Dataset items
------------------------

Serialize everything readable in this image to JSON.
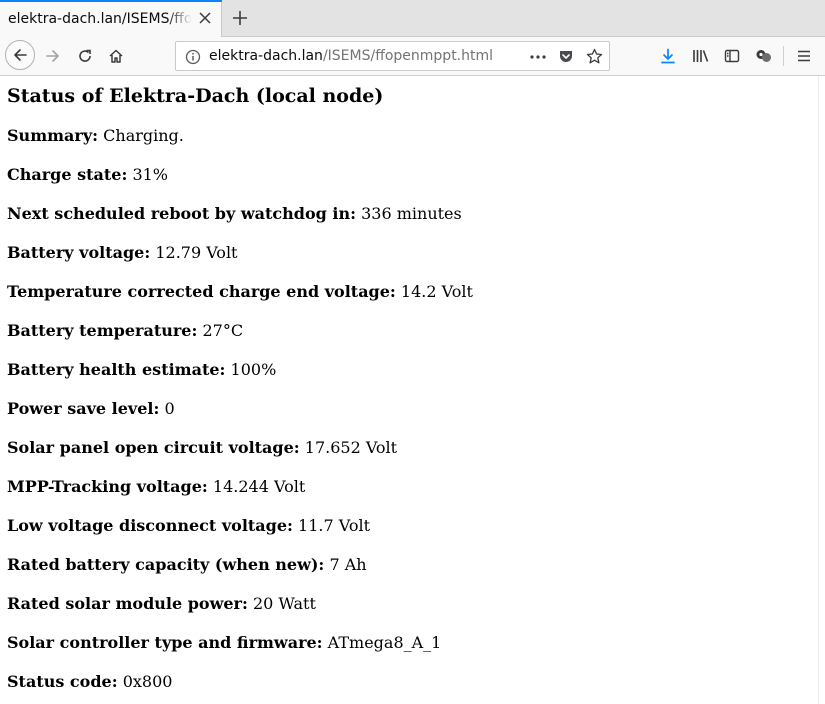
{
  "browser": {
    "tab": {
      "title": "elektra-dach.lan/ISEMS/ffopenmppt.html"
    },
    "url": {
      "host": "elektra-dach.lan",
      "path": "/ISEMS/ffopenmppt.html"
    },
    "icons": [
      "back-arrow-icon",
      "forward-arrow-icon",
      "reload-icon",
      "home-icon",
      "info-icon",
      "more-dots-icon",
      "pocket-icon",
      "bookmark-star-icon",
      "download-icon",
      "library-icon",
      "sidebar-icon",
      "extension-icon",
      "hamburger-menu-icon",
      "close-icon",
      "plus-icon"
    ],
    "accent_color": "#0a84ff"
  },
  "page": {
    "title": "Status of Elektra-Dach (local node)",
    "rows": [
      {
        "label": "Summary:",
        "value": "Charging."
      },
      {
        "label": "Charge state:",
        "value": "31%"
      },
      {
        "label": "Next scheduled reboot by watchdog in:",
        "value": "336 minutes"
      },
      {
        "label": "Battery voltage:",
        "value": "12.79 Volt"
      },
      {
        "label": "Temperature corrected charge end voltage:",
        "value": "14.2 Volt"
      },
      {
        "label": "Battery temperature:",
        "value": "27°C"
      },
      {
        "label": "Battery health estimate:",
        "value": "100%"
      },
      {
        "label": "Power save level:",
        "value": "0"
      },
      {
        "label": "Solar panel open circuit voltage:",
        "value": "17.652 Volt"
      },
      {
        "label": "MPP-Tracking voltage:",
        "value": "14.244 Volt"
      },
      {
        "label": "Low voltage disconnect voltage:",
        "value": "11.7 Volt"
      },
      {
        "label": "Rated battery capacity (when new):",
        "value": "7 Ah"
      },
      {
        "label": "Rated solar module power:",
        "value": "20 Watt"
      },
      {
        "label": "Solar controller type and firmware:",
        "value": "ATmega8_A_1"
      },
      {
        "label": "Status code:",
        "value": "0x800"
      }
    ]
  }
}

------------------------

* Stated task: Leave images out of the retyped records; keep all else exact.

* Exercise answer:
Serialize everything readable in this image to JSON.
{
  "browser": {
    "tab": {
      "title": "elektra-dach.lan/ISEMS/ffopenmppt.html"
    },
    "url": {
      "host": "elektra-dach.lan",
      "path": "/ISEMS/ffopenmppt.html"
    },
    "icons": [
      "back-arrow-icon",
      "forward-arrow-icon",
      "reload-icon",
      "home-icon",
      "info-icon",
      "more-dots-icon",
      "pocket-icon",
      "bookmark-star-icon",
      "download-icon",
      "library-icon",
      "sidebar-icon",
      "extension-icon",
      "hamburger-menu-icon",
      "close-icon",
      "plus-icon"
    ],
    "accent_color": "#0a84ff"
  },
  "page": {
    "title": "Status of Elektra-Dach (local node)",
    "rows": [
      {
        "label": "Summary:",
        "value": "Charging."
      },
      {
        "label": "Charge state:",
        "value": "31%"
      },
      {
        "label": "Next scheduled reboot by watchdog in:",
        "value": "336 minutes"
      },
      {
        "label": "Battery voltage:",
        "value": "12.79 Volt"
      },
      {
        "label": "Temperature corrected charge end voltage:",
        "value": "14.2 Volt"
      },
      {
        "label": "Battery temperature:",
        "value": "27°C"
      },
      {
        "label": "Battery health estimate:",
        "value": "100%"
      },
      {
        "label": "Power save level:",
        "value": "0"
      },
      {
        "label": "Solar panel open circuit voltage:",
        "value": "17.652 Volt"
      },
      {
        "label": "MPP-Tracking voltage:",
        "value": "14.244 Volt"
      },
      {
        "label": "Low voltage disconnect voltage:",
        "value": "11.7 Volt"
      },
      {
        "label": "Rated battery capacity (when new):",
        "value": "7 Ah"
      },
      {
        "label": "Rated solar module power:",
        "value": "20 Watt"
      },
      {
        "label": "Solar controller type and firmware:",
        "value": "ATmega8_A_1"
      },
      {
        "label": "Status code:",
        "value": "0x800"
      }
    ]
  }
}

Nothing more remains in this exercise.